Trabalho solicitado: Liste todas as regiões brasileiras citadas no texto sobre o preço do frete, indicando o valor médio por tonelada/km rodado que cada uma registrou em abril.

Texto extraído:
+-------+

Aumento da demanda por serviços de escoamento da safra agrícola e o encarecimento dos combustíveis em função de conflitos no Oriente Médio e no Leste Europeu elevam custo do frete em Mato Grosso e demais estados do Centro-Oeste. Dados divulgados pela Frete.com mostram que o frete rodoviário no Brasil subiu 6,93% em abril na comparação com março, alcançando R$ 0,431 por tonelada por quilômetro rodado, maior patamar registrado neste ano.
Segundo o Índice Frete.com de Preços (IFP), a alta acumulada nos últimos 12 meses chega a 16,8%. Em abril de 2025, o valor médio era de R$ 0,369 por tonelada/km rodado. O avanço reflete principalmente a forte movimentação logística provocada pela safra agrícola brasileira, especialmente nas regiões produtoras de grãos, como Mato Grosso, maior produtor nacional de soja e milho.
Entre as regiões brasileiras, o Sudeste apresentou o maior valor médio do frete em abril, atingindo R$ 0,472 por tonelada/km rodado. O Sul aparece na sequência, com R$ 0,417, seguido pelo Nordeste, com R$ 0,368. No Centro-Oeste, região estratégica para o agronegócio, o valor médio chegou a R$ 0,322, enquanto o Norte registrou R$ 0,310. Apesar de apresentar valor inferior ao Sudeste, o Centro-Oeste enfrenta pressão crescente devido à elevada demanda por transporte durante o pico da colheita.
O levantamento também aponta diferenças significativas entre os tipos de carroceria utilizados no transporte de cargas. Os caminhões baú registraram o maior preço médio de frete em abril, alcançando R$ 0,677 por tonelada/km rodado. Já os veículos graneleiros e caçambas, diretamente ligados ao transporte da produção agrícola, acumulam altas expressivas em 2026. Entre janeiro e abril, os graneleiros subiram 12,5%, enquanto as caçambas avançaram 16,3% em relação ao mesmo período do ano passado.

+-------+

Dados para análise:
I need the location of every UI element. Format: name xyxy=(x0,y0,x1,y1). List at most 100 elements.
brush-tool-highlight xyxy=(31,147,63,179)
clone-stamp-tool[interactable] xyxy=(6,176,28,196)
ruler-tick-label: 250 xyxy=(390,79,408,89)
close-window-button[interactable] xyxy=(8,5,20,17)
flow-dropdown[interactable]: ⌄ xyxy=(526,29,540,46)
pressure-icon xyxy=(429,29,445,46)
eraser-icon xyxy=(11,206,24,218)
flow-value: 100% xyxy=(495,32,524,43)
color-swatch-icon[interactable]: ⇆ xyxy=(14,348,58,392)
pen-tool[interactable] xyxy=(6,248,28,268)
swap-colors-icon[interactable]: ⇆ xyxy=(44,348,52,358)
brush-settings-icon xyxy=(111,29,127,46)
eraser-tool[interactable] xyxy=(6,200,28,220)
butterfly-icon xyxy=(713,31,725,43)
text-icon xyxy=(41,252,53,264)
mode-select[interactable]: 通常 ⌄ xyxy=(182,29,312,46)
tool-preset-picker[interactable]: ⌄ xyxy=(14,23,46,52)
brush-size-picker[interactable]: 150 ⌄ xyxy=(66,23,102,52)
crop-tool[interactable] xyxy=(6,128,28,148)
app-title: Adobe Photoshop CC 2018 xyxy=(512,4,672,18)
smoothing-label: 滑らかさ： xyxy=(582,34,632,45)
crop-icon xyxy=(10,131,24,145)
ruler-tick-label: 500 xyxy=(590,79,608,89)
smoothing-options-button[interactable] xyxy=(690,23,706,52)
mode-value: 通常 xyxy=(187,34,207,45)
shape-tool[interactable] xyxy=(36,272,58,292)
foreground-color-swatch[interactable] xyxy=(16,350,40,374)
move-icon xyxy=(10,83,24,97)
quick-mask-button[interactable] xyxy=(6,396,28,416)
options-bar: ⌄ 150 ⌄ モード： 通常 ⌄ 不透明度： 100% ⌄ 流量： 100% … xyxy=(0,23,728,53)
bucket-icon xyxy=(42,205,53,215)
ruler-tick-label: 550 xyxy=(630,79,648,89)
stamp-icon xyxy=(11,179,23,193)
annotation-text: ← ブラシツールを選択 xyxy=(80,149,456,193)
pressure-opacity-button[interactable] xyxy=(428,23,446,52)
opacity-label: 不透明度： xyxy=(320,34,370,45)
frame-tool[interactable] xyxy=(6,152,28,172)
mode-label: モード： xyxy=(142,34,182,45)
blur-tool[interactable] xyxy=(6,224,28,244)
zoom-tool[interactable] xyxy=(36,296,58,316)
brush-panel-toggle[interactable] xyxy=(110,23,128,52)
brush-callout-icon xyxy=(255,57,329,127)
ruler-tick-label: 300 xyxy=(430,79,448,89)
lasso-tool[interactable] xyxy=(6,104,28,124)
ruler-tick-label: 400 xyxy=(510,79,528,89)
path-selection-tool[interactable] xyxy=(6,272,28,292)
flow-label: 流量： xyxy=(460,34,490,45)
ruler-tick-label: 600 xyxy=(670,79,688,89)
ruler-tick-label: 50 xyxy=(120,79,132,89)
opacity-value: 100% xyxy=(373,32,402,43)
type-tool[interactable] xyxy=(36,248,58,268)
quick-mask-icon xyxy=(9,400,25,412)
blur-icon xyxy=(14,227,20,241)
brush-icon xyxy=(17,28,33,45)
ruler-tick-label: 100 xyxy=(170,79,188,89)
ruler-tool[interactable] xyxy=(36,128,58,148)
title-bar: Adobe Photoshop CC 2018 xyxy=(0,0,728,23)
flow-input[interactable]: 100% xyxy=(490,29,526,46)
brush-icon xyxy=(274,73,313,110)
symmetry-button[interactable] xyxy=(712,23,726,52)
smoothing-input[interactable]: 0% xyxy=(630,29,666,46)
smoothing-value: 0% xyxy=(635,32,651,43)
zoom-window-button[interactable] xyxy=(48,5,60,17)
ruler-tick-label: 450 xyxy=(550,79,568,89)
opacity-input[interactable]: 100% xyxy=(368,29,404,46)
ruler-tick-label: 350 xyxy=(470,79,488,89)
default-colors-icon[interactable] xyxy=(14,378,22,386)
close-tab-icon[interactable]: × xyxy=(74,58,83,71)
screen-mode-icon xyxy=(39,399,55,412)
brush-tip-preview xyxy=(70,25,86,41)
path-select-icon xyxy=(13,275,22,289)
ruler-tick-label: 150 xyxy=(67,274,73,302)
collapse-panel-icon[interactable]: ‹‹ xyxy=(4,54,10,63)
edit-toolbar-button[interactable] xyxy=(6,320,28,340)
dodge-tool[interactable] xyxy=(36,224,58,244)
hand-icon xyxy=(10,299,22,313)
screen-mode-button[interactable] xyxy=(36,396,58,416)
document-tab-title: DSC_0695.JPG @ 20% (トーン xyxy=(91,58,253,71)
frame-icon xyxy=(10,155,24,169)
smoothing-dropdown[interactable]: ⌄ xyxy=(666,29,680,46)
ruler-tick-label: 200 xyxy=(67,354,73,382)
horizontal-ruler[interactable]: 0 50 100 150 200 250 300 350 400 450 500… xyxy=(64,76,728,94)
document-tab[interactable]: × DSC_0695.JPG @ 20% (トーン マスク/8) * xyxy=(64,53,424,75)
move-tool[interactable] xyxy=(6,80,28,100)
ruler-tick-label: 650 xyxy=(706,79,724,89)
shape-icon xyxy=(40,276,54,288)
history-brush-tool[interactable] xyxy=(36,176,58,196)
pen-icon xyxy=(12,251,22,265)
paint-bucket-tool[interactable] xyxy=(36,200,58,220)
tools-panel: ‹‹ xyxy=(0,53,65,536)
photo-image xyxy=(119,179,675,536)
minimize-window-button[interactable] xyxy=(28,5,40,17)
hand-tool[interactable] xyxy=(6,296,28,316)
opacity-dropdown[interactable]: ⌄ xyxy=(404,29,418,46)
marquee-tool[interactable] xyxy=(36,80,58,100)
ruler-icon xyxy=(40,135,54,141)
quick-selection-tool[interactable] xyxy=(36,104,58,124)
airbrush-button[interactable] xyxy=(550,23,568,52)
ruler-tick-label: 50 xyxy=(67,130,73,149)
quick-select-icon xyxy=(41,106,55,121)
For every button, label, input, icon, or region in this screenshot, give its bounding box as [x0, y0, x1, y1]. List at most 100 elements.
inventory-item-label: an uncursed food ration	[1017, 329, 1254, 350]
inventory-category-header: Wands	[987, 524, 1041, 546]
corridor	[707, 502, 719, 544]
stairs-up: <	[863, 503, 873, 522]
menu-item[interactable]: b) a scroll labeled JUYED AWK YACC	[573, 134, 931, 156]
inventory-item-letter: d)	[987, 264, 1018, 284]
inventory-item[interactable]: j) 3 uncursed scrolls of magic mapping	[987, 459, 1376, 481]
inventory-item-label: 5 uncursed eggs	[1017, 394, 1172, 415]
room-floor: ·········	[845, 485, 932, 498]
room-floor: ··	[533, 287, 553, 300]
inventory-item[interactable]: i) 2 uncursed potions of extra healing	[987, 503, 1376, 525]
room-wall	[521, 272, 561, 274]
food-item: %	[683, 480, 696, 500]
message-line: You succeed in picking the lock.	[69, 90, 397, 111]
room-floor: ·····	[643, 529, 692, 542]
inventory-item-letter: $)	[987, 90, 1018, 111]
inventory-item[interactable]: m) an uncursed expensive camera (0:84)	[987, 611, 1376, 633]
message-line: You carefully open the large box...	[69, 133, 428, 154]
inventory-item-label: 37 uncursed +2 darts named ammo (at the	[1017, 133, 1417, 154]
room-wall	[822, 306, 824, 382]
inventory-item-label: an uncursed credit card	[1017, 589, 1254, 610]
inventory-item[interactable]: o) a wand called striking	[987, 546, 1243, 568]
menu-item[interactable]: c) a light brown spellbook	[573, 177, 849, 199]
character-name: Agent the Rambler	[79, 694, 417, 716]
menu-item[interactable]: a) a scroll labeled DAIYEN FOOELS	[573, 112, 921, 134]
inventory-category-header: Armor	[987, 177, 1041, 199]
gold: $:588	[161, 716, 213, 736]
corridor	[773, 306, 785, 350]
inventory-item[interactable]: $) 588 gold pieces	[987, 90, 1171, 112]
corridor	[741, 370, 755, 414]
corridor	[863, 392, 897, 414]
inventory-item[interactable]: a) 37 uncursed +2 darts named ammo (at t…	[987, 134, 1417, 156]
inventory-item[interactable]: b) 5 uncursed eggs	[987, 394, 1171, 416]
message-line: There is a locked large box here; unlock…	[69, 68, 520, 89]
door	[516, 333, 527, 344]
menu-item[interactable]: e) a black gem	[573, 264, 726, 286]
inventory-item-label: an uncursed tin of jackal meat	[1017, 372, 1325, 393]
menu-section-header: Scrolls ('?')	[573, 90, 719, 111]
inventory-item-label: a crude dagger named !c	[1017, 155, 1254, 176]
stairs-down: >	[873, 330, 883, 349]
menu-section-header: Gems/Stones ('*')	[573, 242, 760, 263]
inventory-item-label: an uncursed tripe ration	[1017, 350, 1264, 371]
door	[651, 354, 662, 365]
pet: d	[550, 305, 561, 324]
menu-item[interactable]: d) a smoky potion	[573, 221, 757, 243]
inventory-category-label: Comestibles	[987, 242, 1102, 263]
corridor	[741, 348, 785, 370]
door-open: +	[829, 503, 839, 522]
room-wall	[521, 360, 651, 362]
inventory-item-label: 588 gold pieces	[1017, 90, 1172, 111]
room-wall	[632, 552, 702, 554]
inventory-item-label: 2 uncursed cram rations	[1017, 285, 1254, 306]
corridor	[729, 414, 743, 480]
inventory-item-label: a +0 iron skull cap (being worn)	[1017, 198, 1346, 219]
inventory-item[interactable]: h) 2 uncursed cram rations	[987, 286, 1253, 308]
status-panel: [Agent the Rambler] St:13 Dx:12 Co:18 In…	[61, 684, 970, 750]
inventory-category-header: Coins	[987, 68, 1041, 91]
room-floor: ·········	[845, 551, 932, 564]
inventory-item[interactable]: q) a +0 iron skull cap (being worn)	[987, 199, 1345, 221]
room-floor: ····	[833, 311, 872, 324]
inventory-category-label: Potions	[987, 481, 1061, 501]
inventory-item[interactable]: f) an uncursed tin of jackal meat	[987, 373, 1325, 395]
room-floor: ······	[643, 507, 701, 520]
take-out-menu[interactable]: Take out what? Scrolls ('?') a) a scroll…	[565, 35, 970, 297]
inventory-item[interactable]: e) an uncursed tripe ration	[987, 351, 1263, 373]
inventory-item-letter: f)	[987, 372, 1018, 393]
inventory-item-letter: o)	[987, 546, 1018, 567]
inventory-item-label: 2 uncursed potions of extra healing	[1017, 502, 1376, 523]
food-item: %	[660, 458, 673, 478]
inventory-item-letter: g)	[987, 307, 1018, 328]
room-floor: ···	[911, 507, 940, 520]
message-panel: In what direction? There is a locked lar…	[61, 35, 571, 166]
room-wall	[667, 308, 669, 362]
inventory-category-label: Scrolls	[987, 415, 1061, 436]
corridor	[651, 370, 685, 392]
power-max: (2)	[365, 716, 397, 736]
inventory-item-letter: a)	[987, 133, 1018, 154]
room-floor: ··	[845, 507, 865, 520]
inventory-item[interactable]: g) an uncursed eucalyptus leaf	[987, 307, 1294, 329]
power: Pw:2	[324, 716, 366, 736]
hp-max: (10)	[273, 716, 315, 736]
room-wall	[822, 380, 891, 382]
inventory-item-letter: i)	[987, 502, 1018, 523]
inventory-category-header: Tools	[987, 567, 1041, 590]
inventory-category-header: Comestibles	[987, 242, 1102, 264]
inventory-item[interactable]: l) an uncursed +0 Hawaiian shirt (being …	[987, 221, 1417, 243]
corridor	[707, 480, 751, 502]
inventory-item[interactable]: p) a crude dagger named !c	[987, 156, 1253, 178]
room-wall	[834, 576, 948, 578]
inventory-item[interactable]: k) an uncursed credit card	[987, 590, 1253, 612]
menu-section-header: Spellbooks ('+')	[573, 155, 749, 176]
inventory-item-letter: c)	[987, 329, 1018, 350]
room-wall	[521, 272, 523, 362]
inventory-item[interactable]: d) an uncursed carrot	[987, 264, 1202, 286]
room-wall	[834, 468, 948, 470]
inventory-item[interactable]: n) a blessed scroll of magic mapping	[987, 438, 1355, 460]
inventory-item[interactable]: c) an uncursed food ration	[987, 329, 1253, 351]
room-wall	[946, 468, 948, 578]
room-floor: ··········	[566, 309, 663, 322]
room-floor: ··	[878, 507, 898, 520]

+-------+

Resposta ao exercício:
- Sudeste: R$ 0,472
- Sul: R$ 0,417
- Nordeste: R$ 0,368
- Centro-Oeste: R$ 0,322
- Norte: R$ 0,310